» **Set problem**:
Exactly reproduce the lines from the line containing "Extract all readable text from this page." to the end of the data below, inclusive, and nothing else.

» **Materials provided**:
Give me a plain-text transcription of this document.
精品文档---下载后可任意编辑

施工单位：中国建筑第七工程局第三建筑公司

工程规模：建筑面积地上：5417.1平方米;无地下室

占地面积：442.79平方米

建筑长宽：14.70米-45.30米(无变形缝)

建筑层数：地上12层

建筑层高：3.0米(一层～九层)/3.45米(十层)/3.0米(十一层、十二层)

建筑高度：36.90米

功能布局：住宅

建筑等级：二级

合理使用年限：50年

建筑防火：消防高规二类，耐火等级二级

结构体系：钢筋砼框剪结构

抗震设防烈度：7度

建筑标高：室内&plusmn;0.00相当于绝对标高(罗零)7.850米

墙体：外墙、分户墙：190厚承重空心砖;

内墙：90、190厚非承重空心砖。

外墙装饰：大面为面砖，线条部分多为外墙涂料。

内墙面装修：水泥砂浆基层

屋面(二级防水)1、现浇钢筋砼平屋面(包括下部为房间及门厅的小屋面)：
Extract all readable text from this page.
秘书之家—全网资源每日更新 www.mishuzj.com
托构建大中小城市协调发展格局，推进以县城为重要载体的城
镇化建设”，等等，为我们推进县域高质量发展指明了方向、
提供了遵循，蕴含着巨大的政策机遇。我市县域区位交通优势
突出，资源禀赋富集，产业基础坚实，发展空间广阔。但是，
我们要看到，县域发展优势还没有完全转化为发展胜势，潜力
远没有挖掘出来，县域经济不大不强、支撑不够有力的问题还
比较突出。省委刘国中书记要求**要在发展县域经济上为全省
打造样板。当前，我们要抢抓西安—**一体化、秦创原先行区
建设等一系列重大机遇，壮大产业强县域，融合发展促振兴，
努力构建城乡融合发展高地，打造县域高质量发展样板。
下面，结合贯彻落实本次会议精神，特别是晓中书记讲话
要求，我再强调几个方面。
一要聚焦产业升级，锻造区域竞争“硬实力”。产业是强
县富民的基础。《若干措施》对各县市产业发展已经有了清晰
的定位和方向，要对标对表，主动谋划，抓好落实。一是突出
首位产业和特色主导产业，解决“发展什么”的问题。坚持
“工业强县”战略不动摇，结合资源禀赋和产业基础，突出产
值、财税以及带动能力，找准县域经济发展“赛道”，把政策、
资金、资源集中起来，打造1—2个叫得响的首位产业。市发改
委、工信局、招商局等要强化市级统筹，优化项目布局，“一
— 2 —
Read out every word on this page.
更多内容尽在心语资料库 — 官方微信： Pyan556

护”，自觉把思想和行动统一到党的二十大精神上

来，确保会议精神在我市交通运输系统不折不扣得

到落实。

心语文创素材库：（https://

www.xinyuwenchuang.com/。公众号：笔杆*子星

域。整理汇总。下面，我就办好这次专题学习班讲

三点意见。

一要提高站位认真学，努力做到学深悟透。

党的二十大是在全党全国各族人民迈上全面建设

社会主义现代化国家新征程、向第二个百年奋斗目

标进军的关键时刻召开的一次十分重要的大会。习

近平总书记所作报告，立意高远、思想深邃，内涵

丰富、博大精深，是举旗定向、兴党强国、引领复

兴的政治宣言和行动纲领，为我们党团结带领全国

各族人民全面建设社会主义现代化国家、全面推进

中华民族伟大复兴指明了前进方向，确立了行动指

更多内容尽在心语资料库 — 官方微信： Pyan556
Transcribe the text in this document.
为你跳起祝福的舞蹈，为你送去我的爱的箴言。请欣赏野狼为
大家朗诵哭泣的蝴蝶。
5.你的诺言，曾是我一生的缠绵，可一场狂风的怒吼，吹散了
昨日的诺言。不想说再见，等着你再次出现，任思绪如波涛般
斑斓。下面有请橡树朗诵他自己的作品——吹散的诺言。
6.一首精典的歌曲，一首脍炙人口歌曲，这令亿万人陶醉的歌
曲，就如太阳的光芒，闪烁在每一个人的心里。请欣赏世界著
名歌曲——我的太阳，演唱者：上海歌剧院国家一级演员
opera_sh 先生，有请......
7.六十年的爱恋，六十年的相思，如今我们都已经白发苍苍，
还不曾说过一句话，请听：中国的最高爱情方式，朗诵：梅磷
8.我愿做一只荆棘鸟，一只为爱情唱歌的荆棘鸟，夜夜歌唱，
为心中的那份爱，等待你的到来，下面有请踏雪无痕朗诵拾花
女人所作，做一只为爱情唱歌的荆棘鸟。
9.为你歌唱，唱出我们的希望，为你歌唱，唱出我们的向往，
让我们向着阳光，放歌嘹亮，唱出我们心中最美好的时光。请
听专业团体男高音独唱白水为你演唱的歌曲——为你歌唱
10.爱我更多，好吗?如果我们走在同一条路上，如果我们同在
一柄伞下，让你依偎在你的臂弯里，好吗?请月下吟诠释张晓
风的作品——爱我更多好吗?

» **Answer to this task**:
Extract all readable text from this page.
秘书之家—全网资源每日更新 www.mishuzj.com
托构建大中小城市协调发展格局，推进以县城为重要载体的城
镇化建设”，等等，为我们推进县域高质量发展指明了方向、
提供了遵循，蕴含着巨大的政策机遇。我市县域区位交通优势
突出，资源禀赋富集，产业基础坚实，发展空间广阔。但是，
我们要看到，县域发展优势还没有完全转化为发展胜势，潜力
远没有挖掘出来，县域经济不大不强、支撑不够有力的问题还
比较突出。省委刘国中书记要求**要在发展县域经济上为全省
打造样板。当前，我们要抢抓西安—**一体化、秦创原先行区
建设等一系列重大机遇，壮大产业强县域，融合发展促振兴，
努力构建城乡融合发展高地，打造县域高质量发展样板。
下面，结合贯彻落实本次会议精神，特别是晓中书记讲话
要求，我再强调几个方面。
一要聚焦产业升级，锻造区域竞争“硬实力”。产业是强
县富民的基础。《若干措施》对各县市产业发展已经有了清晰
的定位和方向，要对标对表，主动谋划，抓好落实。一是突出
首位产业和特色主导产业，解决“发展什么”的问题。坚持
“工业强县”战略不动摇，结合资源禀赋和产业基础，突出产
值、财税以及带动能力，找准县域经济发展“赛道”，把政策、
资金、资源集中起来，打造1—2个叫得响的首位产业。市发改
委、工信局、招商局等要强化市级统筹，优化项目布局，“一
— 2 —
Read out every word on this page.
更多内容尽在心语资料库 — 官方微信： Pyan556

护”，自觉把思想和行动统一到党的二十大精神上

来，确保会议精神在我市交通运输系统不折不扣得

到落实。

心语文创素材库：（https://

www.xinyuwenchuang.com/。公众号：笔杆*子星

域。整理汇总。下面，我就办好这次专题学习班讲

三点意见。

一要提高站位认真学，努力做到学深悟透。

党的二十大是在全党全国各族人民迈上全面建设

社会主义现代化国家新征程、向第二个百年奋斗目

标进军的关键时刻召开的一次十分重要的大会。习

近平总书记所作报告，立意高远、思想深邃，内涵

丰富、博大精深，是举旗定向、兴党强国、引领复

兴的政治宣言和行动纲领，为我们党团结带领全国

各族人民全面建设社会主义现代化国家、全面推进

中华民族伟大复兴指明了前进方向，确立了行动指

更多内容尽在心语资料库 — 官方微信： Pyan556
Transcribe the text in this document.
为你跳起祝福的舞蹈，为你送去我的爱的箴言。请欣赏野狼为
大家朗诵哭泣的蝴蝶。
5.你的诺言，曾是我一生的缠绵，可一场狂风的怒吼，吹散了
昨日的诺言。不想说再见，等着你再次出现，任思绪如波涛般
斑斓。下面有请橡树朗诵他自己的作品——吹散的诺言。
6.一首精典的歌曲，一首脍炙人口歌曲，这令亿万人陶醉的歌
曲，就如太阳的光芒，闪烁在每一个人的心里。请欣赏世界著
名歌曲——我的太阳，演唱者：上海歌剧院国家一级演员
opera_sh 先生，有请......
7.六十年的爱恋，六十年的相思，如今我们都已经白发苍苍，
还不曾说过一句话，请听：中国的最高爱情方式，朗诵：梅磷
8.我愿做一只荆棘鸟，一只为爱情唱歌的荆棘鸟，夜夜歌唱，
为心中的那份爱，等待你的到来，下面有请踏雪无痕朗诵拾花
女人所作，做一只为爱情唱歌的荆棘鸟。
9.为你歌唱，唱出我们的希望，为你歌唱，唱出我们的向往，
让我们向着阳光，放歌嘹亮，唱出我们心中最美好的时光。请
听专业团体男高音独唱白水为你演唱的歌曲——为你歌唱
10.爱我更多，好吗?如果我们走在同一条路上，如果我们同在
一柄伞下，让你依偎在你的臂弯里，好吗?请月下吟诠释张晓
风的作品——爱我更多好吗?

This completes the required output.